### Ausgangstext
Bei sportlich ausgerichteten Gespannen wird eine Verminderung der Bauhöhe gegenüber dem Ausgangsfahrzeug angestrebt, da keine Schräglagenfreiheit benötigt wird und ein tiefer Schwerpunkt die Fahreigenschaften verbessert. Darüber hinaus fallen bei einer auf Solobetrieb ausgelegten Lenkgeometrie (langer Nachlauf) im Gespannbetrieb hohe Lenkkräfte an. Preisgünstige Gegenmaßnahmen wie die Umrüstung auf ein kleineres Vorderrad oder ein breiterer Lenker haben nur eine geringe Wirkung. Effizienter ist die Umrüstung auf eine Schwinggabel oder Langschwingengabel mit zwei Federbeinen und verkürztem Nachlauf. Diese Bauform bietet zugleich eine größere Torsionssteifigkeit als die Telegabel der Solomaschine. Vermehrt werden auch Achsschenkellenkungen eingebaut, selten die Nabenlenkung. Besonders bei Umrüstung von Motorrädern mit Leichtmetall-Rahmen kommt die aufwendigere Vorderradaufhängung an Längslenkern (Achsschenkellenkung) in Betracht, da diese Fahrzeuge ohnedies einen Hilfsrahmen benötigen, bei dem der Beiwagen einen Teil der Lenkkräfte aufnimmt.

Gespanne werden darüber hinaus zur Verschleißminderung oft auf Autoreifen umgerüstet. Motorradreifen werden im Gespannbetrieb vor allem hinten und am Boot in kürzester Zeit „eckig“ abgefahren. Dies ist auch einer der Hauptgründe, die gegen einen Wechsel zwischen Solo- und Gespannbetrieb sprechen. Soloreifen am Vorderrad können bei Tourenmaschinen das Fahrverhalten verbessern.

Moderne Seitenwagen-Rennmaschinen in einer Rechtskurve am Schleizer Dreieck

In Deutschland gibt es etwa 30 Gespannhersteller. Meist sind es hochspezialisierte Kleinbetriebe. Weiterhin etwa ein Dutzend Assembler, Firmen, die aus Teilen unterschiedlicher Hersteller eigene Gespane kreieren.

### Bereitgestellte Daten

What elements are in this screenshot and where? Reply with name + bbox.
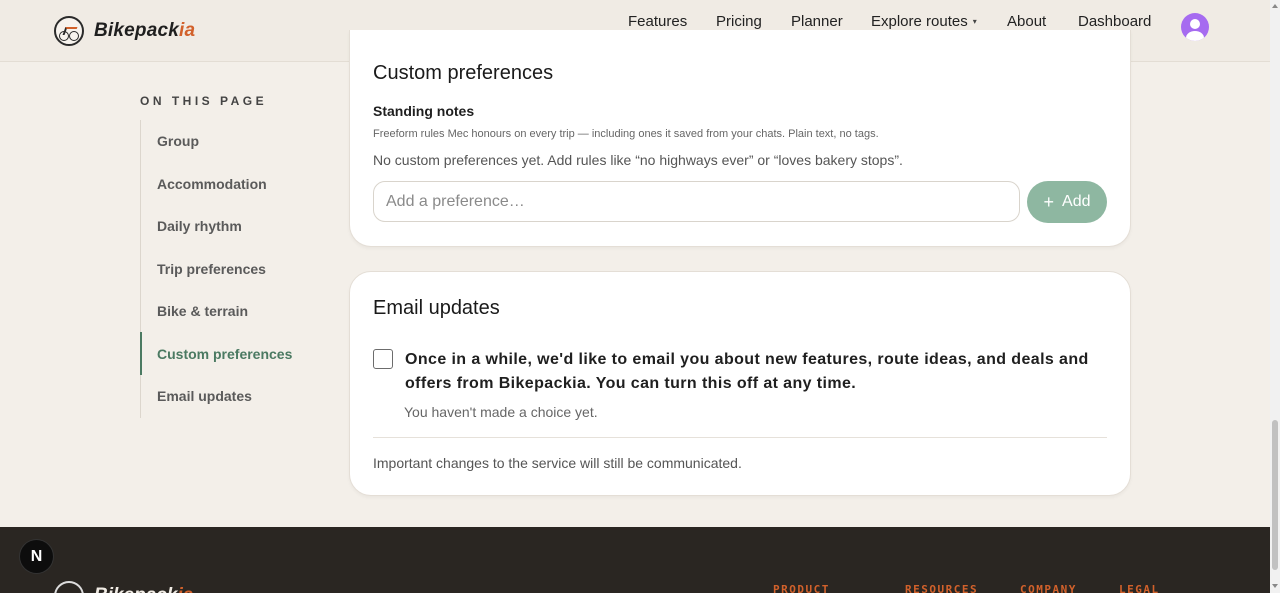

### Aufgabenstellung
Nimm den Text über Motorradgespanne wieder auf und führe ihn im Anschluss an seinen letzten Satz fort. Die Daten stammen aus einer anderen Quelle als der Text über Motorradgespanne.

### Ergebnis
Schwenker

Beim Schwenkergespann neigt sich bei Kurvenfahrt nur das Motorrad. Es gibt auch das Pendelgespann oder den Parallelneiger, bei dem sich Motorrad und Beiwagen gemeinsam in die Kurve neigen, 1935 von Heinz Kloster aus Essen-Borbeck patentiert (Flexit, Brough Superior). Der Konstrukteur W. Bradley baute das Bradleygespann 1929, ein erstes Schwenkergespann. Die Fahrdynamik eines Schwenkergespanns entspricht weitgehend einem Solomotorrad, durch die Last des Beiwagens eingeleitete Lastwechsel werden weitgehend automatisch vom Motorrad ausgeglichen, d. h. z. B. der Rechtszug beim Beschleunigen (Seitenwagen rechts angebaut) bewirkt einen Lenkimpuls beim Motorrad mit folgender leichter Linksschräglage. Liegen die Schwenkgelenke nicht auf gleicher Höhe, versetzt das Beiwagenrad nicht parallel zur Fahrzeuglängsachse – dies bedingt eine variable Vorspur. Die ersten Schwenkergespanne der „Neuzeit“ wurden vom Schweizer Gespannbauer Armec 1986 ausgeführt (ARMEC Sidewinder), durch eine umfangreiche Palette an verschiedenen Zugmaschinen machte Kalich in den letzten Jahren den Schwenker salonfähig. Heute käufliche Schwenkergespanne werden ausschließlich mit zwei Uniballgelenken unter dem Motorrad ausgeführt, bei denen das Motorrad in Kurvenneigung schwenkt und der Seitenwagen weitgehend gerade bleibt.

Fahrtechnik

Ein Gespann wird neben dem Lenkeinschlag auch durch Gewichtsverlagerung und Gasgeben oder Anbremsen in und durch die Kurve gesteuert (nicht bei Schwenkergespannen). Motorradgespanne sind asymmetrisch gelenkte Fahrzeuge, das heißt, ihre Lenkachse ist außermittig angeordnet. Dies bedeutet, dass sie sich völlig anders als Solomotorräder und Autos fahren: Der Seitenwagen hebt bei Lenkbewegungen in seine Richtung ab einer bestimmten Fliehkraft ab, während er beim entgegengesetzten Lenkeinschlag vorn eintaucht, wobei das Hinterrad der Zugmaschine abheben kann.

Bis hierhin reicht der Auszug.